Work required> Go through the lines below and copy each one that holds the string "name".

Records for the exercise>
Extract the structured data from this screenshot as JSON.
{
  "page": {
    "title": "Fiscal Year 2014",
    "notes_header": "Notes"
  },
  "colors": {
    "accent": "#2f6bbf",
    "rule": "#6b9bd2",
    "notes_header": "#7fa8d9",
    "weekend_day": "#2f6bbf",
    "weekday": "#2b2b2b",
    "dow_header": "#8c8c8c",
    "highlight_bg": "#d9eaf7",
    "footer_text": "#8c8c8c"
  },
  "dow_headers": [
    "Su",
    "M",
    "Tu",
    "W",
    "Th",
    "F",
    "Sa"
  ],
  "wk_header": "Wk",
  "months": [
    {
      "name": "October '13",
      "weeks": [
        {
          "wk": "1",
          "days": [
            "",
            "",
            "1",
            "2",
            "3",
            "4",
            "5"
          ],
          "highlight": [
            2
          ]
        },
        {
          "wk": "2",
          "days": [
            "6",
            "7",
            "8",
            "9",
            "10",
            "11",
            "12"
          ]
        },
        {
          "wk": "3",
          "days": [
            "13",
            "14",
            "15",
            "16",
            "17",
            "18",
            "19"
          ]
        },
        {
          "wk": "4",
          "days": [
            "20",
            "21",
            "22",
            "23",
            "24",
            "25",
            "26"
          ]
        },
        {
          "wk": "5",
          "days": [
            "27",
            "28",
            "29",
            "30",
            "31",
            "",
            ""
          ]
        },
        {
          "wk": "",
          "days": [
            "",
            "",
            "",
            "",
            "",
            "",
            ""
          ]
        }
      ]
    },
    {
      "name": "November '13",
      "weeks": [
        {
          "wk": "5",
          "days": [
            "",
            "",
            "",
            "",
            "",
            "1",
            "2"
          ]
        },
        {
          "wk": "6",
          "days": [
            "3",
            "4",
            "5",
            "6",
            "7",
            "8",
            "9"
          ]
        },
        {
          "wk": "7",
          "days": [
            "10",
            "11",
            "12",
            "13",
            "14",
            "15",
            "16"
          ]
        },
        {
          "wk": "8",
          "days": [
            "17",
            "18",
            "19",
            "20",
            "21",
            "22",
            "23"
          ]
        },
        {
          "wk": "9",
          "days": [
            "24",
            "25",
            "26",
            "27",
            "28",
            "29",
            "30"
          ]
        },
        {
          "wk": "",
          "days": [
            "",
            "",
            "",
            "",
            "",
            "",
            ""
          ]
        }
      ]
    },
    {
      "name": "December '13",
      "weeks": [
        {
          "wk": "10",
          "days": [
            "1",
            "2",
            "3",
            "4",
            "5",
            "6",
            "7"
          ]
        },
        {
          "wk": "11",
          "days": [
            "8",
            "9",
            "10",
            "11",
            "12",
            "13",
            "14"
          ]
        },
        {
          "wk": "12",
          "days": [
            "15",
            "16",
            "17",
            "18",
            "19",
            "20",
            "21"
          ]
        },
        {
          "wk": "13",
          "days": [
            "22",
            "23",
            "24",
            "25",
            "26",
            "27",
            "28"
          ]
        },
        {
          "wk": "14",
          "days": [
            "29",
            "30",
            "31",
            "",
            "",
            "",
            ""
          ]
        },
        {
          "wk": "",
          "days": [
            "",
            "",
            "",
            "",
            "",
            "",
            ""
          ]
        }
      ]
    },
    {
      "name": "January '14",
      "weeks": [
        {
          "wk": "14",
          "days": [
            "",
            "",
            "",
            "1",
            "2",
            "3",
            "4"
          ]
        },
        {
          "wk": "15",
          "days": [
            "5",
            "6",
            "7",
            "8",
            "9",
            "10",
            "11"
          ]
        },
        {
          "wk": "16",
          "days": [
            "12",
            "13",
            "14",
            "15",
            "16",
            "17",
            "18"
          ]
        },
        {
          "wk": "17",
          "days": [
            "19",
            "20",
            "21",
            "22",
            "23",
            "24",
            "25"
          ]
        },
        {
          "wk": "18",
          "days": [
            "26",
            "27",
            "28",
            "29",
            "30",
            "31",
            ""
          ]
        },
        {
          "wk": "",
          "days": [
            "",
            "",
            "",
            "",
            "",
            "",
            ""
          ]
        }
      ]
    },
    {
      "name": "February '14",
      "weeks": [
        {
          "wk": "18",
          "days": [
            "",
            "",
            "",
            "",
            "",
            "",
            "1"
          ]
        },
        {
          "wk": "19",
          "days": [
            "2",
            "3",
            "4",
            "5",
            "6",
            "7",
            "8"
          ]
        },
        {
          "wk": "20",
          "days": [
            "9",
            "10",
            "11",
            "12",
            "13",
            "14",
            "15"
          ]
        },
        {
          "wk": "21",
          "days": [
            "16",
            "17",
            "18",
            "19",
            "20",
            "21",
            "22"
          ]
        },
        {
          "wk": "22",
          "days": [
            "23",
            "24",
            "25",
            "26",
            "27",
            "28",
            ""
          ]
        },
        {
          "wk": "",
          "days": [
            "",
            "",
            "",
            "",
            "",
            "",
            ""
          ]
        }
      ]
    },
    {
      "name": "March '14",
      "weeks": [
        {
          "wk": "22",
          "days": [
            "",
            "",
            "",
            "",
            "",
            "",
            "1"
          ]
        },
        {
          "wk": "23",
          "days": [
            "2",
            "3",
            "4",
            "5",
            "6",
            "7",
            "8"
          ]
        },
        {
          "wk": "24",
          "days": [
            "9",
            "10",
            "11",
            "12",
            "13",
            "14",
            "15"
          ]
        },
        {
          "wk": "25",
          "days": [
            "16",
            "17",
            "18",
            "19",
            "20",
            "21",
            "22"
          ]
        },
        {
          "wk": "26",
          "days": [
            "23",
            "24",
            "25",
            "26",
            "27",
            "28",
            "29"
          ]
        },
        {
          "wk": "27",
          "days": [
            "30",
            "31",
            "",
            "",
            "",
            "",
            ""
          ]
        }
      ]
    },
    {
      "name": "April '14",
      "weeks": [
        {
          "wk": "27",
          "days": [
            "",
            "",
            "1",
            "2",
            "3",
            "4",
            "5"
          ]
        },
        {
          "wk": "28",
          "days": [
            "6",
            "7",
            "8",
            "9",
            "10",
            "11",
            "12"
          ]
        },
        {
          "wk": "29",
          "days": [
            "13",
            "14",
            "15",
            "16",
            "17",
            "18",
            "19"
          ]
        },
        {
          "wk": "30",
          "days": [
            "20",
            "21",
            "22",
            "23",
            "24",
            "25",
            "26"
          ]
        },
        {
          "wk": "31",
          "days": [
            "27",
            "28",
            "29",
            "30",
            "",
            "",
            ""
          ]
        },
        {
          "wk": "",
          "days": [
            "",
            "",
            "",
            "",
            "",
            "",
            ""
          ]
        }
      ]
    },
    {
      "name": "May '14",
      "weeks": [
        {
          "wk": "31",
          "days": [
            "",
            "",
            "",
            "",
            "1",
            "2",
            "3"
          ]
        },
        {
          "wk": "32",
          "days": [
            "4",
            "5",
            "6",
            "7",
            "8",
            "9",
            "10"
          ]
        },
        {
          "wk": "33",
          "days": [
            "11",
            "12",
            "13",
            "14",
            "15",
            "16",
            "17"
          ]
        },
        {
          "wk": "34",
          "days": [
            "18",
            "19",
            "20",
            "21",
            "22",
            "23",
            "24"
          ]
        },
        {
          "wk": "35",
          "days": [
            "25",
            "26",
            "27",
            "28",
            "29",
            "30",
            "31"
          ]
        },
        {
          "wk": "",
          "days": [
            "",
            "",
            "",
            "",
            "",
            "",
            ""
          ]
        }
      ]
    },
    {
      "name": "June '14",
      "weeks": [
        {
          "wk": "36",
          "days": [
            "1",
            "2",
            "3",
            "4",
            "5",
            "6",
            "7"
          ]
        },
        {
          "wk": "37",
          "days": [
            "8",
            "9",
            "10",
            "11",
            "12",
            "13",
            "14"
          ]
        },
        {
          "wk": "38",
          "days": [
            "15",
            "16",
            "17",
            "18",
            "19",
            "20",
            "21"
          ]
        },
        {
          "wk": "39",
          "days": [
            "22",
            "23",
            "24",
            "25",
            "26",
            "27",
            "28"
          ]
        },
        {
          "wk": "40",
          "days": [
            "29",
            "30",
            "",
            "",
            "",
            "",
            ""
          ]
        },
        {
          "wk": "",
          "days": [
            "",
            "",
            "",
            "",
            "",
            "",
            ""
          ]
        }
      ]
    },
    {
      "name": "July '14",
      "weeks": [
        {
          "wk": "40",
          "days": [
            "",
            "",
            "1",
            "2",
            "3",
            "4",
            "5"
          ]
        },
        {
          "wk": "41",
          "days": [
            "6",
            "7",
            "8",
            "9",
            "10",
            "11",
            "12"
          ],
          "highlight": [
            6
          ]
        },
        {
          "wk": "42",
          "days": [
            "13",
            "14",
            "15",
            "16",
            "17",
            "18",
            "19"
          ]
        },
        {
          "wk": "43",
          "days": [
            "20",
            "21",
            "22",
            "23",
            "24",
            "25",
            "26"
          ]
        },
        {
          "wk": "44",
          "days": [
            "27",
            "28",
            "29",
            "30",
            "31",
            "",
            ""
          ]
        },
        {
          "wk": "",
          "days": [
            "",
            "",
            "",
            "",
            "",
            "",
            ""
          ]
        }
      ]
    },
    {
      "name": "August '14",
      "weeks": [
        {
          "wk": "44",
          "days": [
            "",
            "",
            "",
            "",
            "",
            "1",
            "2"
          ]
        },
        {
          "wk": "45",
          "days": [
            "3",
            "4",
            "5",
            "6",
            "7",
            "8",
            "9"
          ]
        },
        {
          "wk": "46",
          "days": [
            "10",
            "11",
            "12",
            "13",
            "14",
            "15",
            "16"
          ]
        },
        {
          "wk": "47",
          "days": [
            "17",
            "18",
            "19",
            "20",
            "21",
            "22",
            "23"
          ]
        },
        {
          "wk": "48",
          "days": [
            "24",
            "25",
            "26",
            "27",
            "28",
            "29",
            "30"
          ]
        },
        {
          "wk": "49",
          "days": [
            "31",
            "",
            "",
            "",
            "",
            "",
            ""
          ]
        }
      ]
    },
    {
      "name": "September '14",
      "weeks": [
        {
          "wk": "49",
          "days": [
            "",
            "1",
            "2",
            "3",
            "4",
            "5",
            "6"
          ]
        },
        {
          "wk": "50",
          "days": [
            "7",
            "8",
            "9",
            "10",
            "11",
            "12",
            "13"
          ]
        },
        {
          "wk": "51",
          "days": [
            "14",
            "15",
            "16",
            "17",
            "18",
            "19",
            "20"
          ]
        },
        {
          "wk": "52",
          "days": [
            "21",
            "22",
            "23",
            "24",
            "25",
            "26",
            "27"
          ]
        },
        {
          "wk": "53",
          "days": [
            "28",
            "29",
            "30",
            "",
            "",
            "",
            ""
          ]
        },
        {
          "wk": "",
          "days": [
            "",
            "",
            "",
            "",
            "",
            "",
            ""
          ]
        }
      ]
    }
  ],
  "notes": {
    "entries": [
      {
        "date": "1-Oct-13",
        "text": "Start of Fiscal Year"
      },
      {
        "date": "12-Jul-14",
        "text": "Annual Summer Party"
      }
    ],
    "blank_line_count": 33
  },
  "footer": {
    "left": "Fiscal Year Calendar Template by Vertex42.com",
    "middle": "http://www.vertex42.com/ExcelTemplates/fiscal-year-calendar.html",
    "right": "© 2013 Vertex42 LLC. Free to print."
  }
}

Solved exercise>
      "name": "October '13",
      "name": "November '13",
      "name": "December '13",
      "name": "January '14",
      "name": "February '14",
      "name": "March '14",
      "name": "April '14",
      "name": "May '14",
      "name": "June '14",
      "name": "July '14",
      "name": "August '14",
      "name": "September '14",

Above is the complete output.